# START OF DATASET RECORDS

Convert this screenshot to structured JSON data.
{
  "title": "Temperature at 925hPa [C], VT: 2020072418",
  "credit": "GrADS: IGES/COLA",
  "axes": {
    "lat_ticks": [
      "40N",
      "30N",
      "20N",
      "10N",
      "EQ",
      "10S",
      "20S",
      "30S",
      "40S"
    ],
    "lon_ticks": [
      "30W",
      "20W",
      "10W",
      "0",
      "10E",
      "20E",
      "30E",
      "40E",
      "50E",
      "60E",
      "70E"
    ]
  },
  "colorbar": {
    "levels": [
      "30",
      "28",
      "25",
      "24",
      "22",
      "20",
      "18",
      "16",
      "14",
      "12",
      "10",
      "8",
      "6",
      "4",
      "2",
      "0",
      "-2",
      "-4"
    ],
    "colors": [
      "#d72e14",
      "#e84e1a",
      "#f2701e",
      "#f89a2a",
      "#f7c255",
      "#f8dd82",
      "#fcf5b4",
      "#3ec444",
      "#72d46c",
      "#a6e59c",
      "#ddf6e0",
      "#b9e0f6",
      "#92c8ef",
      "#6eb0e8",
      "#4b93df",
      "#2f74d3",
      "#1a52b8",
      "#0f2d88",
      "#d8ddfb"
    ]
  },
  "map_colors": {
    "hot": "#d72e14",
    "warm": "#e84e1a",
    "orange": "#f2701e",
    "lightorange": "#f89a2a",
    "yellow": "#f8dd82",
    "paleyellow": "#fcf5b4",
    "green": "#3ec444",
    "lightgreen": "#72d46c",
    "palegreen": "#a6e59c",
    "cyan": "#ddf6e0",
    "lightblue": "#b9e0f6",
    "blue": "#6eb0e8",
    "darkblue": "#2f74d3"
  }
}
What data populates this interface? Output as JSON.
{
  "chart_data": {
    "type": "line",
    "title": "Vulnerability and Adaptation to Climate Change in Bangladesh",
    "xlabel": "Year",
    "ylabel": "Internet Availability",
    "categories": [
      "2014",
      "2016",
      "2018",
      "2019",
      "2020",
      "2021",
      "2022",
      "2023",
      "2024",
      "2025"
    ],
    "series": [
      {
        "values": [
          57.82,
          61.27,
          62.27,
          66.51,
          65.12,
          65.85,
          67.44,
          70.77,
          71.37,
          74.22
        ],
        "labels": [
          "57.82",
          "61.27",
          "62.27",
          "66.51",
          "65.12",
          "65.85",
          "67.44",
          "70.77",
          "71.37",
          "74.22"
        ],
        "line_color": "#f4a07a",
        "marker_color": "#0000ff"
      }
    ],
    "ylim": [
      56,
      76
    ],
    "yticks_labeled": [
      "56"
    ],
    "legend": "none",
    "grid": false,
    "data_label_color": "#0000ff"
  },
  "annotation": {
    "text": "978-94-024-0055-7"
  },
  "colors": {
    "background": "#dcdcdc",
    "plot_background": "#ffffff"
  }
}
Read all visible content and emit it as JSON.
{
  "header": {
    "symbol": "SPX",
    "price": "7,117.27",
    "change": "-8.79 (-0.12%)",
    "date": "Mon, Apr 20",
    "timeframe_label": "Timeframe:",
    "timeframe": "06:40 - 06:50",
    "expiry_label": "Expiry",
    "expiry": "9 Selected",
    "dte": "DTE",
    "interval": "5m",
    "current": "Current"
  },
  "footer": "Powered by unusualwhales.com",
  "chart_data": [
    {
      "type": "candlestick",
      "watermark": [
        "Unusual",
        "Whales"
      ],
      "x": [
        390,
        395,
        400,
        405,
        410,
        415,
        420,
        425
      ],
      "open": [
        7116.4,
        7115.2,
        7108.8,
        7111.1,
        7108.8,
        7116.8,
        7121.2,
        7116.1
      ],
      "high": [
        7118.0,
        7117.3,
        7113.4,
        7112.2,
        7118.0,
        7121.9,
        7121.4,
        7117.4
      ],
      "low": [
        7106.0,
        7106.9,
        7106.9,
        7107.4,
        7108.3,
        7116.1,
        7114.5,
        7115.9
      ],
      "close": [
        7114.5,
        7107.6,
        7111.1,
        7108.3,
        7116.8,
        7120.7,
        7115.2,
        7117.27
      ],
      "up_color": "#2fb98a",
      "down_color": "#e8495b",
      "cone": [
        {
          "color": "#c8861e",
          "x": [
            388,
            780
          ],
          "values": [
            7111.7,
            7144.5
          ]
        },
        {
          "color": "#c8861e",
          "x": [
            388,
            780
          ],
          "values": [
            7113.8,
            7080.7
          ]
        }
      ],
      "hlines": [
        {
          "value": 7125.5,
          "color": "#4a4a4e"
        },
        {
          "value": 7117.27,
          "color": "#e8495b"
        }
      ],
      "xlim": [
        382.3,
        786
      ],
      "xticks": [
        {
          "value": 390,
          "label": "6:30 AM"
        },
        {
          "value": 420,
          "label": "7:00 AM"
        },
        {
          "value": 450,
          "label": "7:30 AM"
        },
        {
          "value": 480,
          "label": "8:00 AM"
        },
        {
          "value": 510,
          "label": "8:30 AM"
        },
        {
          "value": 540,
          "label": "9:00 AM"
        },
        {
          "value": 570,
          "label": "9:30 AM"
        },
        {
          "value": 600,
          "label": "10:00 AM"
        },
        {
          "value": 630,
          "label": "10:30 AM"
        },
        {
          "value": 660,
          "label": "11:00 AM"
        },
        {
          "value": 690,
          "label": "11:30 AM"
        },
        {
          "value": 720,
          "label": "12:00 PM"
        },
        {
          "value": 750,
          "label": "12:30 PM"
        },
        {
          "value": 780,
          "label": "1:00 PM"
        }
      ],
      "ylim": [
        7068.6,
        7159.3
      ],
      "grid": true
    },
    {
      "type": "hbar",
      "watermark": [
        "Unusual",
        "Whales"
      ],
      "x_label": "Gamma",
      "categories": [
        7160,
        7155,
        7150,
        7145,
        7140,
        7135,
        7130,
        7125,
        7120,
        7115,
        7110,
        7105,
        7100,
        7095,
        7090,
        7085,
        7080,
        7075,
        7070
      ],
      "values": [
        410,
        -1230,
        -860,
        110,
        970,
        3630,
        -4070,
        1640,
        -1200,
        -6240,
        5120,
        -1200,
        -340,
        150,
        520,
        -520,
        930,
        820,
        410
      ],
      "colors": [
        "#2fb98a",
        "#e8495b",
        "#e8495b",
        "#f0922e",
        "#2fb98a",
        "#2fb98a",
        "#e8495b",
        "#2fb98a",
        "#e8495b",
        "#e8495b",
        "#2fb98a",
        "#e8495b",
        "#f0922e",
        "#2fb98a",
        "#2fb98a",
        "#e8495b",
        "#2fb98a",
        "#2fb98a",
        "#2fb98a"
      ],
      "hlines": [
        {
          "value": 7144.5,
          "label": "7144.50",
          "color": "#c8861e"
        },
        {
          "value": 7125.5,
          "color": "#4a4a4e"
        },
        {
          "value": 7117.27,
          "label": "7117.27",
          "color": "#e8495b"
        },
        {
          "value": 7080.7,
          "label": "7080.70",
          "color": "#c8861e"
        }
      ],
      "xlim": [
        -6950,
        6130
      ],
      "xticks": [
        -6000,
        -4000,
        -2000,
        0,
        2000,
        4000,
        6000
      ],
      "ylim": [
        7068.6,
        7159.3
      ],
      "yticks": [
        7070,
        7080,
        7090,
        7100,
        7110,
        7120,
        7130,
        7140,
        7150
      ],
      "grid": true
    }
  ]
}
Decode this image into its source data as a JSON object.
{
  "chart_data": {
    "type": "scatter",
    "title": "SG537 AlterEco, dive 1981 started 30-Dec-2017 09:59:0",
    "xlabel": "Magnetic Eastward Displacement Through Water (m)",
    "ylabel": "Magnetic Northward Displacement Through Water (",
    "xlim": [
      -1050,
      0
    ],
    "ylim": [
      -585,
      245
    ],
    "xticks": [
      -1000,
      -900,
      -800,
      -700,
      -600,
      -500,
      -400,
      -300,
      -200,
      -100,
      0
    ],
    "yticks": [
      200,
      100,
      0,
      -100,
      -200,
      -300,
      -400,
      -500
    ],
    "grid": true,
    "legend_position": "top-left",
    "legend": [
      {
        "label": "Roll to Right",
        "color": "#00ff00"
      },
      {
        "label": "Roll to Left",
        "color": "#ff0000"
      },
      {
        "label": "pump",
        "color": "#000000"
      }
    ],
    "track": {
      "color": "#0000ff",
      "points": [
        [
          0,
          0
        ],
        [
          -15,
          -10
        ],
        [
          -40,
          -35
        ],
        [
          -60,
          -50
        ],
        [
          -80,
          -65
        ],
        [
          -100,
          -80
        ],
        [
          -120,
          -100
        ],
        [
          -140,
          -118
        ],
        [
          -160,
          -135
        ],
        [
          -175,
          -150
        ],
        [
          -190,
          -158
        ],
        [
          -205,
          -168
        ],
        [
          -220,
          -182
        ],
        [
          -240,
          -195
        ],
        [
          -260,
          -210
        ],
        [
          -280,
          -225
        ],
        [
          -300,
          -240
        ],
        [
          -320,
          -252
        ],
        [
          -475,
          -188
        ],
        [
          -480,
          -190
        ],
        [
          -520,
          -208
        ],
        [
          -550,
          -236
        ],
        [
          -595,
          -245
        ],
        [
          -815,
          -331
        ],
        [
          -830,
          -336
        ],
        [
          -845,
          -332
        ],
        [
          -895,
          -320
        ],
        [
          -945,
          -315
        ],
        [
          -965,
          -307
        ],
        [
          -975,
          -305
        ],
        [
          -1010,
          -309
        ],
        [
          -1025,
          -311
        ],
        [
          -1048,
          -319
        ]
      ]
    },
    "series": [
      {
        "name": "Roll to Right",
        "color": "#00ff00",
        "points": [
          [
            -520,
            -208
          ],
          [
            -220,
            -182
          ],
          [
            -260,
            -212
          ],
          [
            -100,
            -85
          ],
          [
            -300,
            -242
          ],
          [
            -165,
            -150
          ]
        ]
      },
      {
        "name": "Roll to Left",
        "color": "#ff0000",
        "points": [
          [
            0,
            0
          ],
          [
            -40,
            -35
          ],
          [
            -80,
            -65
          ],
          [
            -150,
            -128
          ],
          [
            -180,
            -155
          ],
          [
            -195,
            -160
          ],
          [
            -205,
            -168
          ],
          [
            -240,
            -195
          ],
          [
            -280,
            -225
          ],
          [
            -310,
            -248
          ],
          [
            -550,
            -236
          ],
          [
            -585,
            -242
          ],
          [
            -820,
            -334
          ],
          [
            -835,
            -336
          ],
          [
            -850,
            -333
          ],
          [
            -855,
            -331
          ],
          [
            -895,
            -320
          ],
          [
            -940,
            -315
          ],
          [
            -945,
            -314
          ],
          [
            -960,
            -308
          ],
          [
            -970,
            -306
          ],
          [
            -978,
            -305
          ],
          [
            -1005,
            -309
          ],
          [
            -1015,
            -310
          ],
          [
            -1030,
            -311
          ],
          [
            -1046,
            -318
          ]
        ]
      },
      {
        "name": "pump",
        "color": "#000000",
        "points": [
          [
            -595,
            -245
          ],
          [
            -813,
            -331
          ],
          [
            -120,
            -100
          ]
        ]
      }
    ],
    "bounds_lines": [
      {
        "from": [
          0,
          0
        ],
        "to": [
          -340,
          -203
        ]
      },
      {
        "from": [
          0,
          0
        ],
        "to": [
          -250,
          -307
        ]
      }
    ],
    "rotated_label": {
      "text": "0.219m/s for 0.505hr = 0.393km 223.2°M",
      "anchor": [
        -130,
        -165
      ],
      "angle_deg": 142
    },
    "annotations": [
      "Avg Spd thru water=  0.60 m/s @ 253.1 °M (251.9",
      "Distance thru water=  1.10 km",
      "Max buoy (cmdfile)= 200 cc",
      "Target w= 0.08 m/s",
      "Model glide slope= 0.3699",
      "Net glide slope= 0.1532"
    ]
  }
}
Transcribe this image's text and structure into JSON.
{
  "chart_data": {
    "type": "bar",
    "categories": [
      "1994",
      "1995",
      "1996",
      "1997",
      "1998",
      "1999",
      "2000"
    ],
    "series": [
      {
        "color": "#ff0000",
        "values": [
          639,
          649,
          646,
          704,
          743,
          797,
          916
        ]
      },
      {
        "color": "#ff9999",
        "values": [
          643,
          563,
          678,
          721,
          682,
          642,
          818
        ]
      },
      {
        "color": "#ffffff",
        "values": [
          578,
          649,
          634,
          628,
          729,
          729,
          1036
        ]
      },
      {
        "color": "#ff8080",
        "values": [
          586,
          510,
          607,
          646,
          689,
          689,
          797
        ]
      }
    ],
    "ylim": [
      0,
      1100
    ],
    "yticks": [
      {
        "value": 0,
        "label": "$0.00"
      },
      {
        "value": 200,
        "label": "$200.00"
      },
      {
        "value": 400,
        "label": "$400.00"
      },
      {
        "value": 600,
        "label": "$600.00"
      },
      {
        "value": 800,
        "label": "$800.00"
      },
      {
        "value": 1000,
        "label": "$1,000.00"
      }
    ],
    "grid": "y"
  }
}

# END OF DATASET RECORDS

» THE REQUEST
Find each line that has the word "Through", then copy it out.

» RESPONSE TO THE EXERCISE
    "xlabel": "Magnetic Eastward Displacement Through Water (m)",
    "ylabel": "Magnetic Northward Displacement Through Water (",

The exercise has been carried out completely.